* START *

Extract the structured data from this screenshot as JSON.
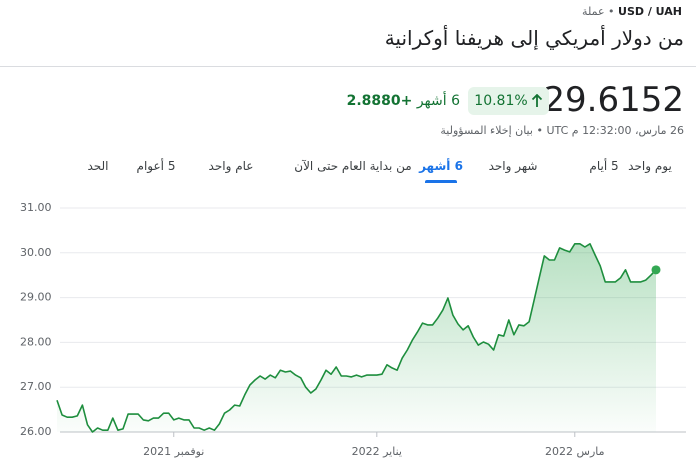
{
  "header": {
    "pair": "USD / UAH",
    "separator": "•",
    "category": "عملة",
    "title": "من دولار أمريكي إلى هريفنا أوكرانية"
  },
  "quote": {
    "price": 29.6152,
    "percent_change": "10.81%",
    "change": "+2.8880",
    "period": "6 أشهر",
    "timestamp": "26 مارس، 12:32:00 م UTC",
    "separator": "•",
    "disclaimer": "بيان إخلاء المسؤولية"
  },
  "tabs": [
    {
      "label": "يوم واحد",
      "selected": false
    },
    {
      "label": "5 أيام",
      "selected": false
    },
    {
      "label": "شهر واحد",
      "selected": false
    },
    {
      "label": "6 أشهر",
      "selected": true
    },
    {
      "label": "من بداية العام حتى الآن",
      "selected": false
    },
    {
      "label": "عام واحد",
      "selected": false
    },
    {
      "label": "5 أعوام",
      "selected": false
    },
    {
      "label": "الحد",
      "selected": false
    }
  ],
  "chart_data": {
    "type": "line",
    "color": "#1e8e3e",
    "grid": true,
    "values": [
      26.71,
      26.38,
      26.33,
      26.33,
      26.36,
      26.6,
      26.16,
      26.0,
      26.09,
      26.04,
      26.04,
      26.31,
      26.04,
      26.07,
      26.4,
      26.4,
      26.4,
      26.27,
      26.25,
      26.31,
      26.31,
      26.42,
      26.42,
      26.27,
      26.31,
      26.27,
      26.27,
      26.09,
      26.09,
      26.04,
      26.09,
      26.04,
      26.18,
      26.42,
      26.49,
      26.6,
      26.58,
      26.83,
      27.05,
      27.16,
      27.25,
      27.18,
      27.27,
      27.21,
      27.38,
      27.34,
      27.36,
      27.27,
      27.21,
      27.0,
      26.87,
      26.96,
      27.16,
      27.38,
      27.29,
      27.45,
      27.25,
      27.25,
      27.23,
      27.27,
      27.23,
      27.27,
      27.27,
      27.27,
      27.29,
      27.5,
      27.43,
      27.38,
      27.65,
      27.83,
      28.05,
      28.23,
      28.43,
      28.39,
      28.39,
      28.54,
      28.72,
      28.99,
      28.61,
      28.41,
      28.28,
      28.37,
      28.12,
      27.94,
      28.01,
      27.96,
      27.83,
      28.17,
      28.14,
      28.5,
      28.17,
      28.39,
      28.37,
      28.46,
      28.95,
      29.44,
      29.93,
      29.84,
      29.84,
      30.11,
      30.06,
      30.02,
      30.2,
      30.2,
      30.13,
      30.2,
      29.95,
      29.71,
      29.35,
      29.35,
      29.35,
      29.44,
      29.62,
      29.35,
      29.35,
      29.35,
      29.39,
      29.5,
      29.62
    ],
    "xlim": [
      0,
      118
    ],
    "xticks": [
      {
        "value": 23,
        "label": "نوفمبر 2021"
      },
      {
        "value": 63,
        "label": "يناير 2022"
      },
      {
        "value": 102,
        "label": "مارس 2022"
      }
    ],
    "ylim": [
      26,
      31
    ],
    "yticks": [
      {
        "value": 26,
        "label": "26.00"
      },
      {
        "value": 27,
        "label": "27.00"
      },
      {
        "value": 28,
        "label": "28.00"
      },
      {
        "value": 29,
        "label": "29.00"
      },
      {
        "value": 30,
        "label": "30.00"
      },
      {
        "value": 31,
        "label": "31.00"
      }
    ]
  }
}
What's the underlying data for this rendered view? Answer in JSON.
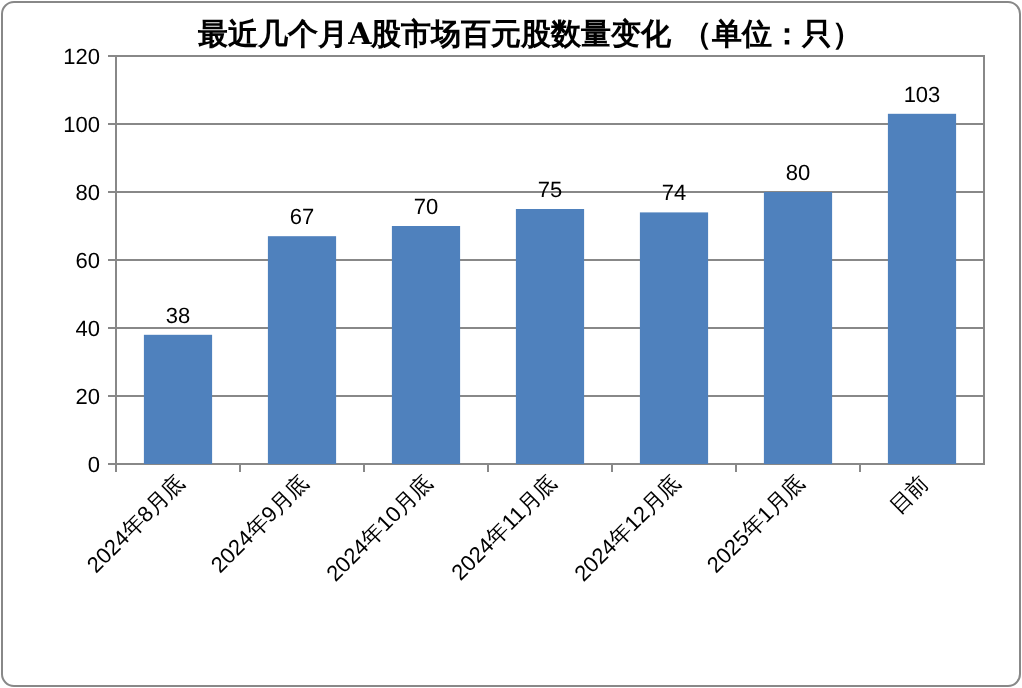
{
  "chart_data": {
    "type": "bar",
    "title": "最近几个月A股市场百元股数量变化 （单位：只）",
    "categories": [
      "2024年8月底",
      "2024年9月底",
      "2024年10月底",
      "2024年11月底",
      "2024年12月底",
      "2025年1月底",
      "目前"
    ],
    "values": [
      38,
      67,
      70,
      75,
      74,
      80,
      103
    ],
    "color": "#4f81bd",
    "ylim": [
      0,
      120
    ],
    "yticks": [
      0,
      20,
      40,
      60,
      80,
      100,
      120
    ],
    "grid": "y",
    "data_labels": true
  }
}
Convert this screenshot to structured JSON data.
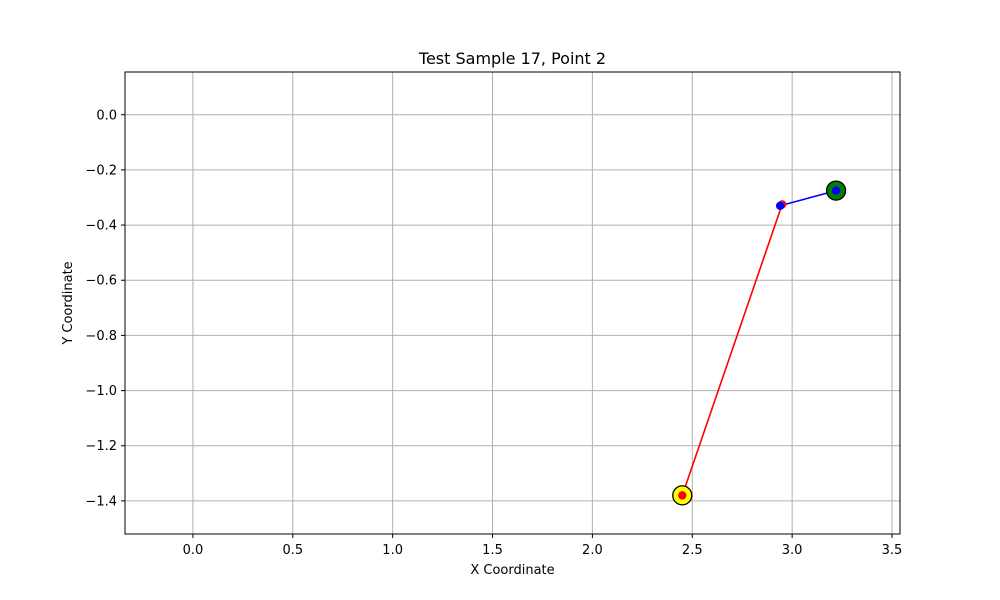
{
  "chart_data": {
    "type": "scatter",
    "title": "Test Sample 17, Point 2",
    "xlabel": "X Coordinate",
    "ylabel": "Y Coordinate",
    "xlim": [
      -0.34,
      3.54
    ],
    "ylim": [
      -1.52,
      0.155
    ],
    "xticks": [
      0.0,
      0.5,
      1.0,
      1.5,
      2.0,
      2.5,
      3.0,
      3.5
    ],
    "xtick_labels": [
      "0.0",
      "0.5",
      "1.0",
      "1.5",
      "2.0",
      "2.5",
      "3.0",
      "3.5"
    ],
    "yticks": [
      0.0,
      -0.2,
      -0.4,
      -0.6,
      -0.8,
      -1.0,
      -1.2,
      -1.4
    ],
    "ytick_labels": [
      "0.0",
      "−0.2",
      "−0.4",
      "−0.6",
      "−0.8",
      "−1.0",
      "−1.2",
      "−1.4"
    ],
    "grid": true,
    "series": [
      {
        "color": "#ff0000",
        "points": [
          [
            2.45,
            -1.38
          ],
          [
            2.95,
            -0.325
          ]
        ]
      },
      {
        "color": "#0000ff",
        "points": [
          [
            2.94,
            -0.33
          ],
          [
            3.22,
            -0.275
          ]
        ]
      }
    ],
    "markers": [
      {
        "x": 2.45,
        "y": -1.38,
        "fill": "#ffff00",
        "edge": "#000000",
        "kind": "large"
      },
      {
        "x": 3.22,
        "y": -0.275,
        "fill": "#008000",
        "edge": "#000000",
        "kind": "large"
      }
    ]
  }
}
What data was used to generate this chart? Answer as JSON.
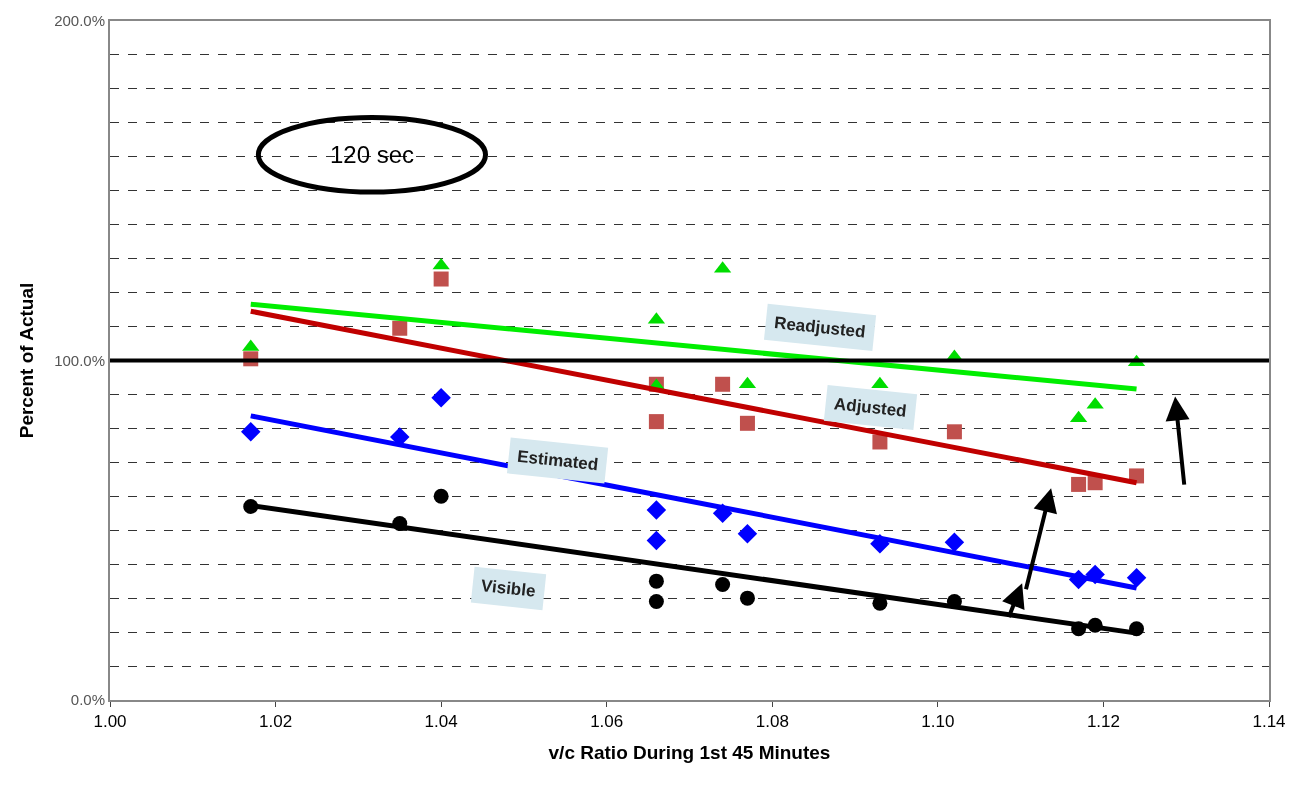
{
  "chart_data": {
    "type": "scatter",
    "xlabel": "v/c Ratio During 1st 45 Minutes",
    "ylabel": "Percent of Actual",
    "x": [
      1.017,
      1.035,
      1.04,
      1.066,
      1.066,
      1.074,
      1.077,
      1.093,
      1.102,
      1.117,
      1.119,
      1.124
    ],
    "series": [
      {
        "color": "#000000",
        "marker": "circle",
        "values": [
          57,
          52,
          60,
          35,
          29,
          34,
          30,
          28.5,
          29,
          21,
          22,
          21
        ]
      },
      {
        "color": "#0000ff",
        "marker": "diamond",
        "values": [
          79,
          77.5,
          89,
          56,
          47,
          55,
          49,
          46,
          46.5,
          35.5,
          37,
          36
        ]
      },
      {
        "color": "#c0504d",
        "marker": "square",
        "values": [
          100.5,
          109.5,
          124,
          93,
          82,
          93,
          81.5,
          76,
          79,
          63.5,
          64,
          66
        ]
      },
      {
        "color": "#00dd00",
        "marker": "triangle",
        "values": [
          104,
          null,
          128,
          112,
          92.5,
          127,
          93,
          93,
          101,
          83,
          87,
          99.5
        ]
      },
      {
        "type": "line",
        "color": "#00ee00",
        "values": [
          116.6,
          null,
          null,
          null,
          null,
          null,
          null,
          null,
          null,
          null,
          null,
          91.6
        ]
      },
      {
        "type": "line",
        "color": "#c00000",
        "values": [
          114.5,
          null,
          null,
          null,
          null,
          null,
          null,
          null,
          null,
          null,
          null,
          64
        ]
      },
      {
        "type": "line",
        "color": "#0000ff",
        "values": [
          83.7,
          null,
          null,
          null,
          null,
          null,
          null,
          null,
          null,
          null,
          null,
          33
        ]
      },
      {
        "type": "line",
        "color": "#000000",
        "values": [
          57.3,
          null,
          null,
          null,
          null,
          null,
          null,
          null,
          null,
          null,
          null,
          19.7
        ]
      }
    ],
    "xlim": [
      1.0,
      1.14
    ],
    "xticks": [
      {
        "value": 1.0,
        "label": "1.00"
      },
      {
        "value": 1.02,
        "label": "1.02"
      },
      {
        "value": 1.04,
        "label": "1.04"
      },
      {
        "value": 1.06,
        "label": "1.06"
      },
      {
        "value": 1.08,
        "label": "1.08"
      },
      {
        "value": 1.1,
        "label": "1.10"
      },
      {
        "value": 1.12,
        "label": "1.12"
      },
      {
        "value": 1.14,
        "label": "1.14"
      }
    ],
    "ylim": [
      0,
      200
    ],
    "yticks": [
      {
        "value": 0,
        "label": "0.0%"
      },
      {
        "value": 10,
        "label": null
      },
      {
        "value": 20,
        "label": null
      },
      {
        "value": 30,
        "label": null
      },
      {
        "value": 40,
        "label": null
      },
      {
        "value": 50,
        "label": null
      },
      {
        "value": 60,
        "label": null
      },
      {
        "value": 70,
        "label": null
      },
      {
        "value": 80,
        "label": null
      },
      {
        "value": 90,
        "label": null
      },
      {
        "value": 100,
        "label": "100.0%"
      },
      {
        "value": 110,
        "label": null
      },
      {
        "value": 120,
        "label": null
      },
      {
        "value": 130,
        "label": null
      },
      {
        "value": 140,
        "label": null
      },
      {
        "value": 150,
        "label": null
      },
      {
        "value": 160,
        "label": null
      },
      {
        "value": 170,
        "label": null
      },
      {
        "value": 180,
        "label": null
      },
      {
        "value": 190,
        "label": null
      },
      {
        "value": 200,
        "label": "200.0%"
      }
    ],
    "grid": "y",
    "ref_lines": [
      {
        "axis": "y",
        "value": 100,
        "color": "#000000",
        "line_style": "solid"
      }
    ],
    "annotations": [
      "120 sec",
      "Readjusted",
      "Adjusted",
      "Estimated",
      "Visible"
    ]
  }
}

* END *

▶ Task to complete
Check every line of the data above for the string "xlabel", and copy those that have it.

▶ The response
    "xlabel": "X Coordinate",
    "xlabel": "v/c Ratio During 1st 45 Minutes",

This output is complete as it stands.